> [SET TASK]
Among the lines below, how many carry the string "rollno"? Reply with a number and nothing else.

> [PROVIDED RECORDS]

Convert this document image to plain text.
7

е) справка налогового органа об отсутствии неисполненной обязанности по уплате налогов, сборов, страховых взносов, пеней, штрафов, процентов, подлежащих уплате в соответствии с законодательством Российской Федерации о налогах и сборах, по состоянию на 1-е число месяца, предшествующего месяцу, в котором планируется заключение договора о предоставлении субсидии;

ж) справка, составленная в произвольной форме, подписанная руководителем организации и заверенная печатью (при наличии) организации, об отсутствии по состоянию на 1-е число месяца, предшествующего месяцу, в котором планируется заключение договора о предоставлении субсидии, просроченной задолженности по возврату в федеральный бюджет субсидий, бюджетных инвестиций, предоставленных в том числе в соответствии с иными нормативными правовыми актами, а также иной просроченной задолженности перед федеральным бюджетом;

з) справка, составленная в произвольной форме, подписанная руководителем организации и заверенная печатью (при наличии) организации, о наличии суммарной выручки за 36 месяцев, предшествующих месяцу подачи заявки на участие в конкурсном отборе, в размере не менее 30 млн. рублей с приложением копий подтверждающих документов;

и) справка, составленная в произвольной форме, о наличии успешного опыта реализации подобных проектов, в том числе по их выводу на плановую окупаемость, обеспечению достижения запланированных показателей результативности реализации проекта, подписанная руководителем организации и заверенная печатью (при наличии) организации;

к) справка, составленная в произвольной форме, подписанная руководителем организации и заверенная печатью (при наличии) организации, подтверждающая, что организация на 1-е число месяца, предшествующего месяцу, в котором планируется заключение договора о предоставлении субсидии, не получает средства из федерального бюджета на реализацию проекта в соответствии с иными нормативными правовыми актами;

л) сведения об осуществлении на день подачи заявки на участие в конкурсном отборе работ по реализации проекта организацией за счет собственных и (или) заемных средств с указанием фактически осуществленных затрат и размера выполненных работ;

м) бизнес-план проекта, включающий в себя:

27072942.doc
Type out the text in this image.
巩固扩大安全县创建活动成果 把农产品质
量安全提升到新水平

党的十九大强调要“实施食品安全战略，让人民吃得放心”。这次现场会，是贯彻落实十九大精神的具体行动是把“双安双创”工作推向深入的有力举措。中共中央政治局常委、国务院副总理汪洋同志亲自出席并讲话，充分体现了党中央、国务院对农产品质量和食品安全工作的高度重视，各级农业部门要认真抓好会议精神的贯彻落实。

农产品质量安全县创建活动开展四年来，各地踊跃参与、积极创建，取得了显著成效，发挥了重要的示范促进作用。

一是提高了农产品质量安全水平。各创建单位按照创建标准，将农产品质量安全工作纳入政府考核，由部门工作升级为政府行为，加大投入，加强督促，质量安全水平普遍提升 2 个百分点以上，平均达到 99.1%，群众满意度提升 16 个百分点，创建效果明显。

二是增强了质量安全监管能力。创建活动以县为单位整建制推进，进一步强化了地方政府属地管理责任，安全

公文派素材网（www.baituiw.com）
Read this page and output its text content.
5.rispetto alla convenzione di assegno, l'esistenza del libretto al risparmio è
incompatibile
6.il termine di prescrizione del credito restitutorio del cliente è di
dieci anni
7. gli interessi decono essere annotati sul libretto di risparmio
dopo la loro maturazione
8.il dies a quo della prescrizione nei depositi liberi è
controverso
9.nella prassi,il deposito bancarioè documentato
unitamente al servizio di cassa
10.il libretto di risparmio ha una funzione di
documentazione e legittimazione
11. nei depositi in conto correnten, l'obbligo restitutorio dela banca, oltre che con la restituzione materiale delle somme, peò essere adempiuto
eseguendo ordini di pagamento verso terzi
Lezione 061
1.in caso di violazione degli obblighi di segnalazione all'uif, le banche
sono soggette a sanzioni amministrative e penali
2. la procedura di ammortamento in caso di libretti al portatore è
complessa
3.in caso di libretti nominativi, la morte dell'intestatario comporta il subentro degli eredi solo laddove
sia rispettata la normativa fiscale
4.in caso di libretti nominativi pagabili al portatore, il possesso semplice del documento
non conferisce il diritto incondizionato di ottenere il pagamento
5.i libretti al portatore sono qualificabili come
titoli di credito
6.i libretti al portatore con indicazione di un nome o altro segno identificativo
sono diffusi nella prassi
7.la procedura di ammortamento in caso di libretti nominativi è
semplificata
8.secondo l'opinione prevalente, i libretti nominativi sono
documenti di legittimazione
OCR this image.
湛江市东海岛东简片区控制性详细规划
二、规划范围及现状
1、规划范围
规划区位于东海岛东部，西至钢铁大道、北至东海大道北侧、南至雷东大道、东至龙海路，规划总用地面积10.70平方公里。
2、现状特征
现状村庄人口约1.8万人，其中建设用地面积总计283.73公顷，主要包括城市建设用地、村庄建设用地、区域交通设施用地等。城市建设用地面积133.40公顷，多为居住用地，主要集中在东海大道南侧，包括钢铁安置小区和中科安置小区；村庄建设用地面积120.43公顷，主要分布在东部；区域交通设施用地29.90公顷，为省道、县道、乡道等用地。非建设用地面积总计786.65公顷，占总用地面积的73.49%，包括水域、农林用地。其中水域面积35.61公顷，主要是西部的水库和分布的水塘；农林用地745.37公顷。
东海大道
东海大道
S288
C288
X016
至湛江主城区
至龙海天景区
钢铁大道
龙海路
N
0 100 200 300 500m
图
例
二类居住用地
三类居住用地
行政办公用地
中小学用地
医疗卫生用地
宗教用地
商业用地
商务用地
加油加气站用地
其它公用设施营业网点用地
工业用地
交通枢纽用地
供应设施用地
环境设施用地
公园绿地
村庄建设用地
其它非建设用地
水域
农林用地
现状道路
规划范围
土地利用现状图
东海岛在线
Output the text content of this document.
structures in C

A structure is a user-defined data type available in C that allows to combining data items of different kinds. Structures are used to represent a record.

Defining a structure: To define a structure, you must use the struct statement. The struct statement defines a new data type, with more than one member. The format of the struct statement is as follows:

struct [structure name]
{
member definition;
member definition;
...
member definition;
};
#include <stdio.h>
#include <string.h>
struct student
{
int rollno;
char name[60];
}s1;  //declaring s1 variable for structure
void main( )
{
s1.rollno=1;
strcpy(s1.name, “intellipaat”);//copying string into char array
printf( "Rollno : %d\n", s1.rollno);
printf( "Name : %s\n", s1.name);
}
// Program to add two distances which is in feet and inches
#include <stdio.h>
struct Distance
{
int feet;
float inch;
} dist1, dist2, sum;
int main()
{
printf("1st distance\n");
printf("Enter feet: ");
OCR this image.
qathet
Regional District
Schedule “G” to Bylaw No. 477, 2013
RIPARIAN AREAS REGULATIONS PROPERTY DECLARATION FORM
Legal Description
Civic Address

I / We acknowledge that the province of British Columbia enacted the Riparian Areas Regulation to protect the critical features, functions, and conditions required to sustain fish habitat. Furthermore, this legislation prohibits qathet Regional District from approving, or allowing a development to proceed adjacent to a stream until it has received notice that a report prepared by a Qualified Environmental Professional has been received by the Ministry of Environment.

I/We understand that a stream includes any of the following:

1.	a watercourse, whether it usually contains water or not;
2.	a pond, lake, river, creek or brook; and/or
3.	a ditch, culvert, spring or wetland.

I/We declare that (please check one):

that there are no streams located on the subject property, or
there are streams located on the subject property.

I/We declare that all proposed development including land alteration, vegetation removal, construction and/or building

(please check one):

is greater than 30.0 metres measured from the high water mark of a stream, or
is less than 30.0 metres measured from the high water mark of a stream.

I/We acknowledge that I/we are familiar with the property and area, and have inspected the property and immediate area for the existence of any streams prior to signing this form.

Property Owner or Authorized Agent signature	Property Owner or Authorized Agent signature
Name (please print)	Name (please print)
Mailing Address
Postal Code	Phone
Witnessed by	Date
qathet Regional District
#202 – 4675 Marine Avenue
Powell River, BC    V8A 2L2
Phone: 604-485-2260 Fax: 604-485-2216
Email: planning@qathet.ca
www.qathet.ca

> [EXERCISE ANSWER]
3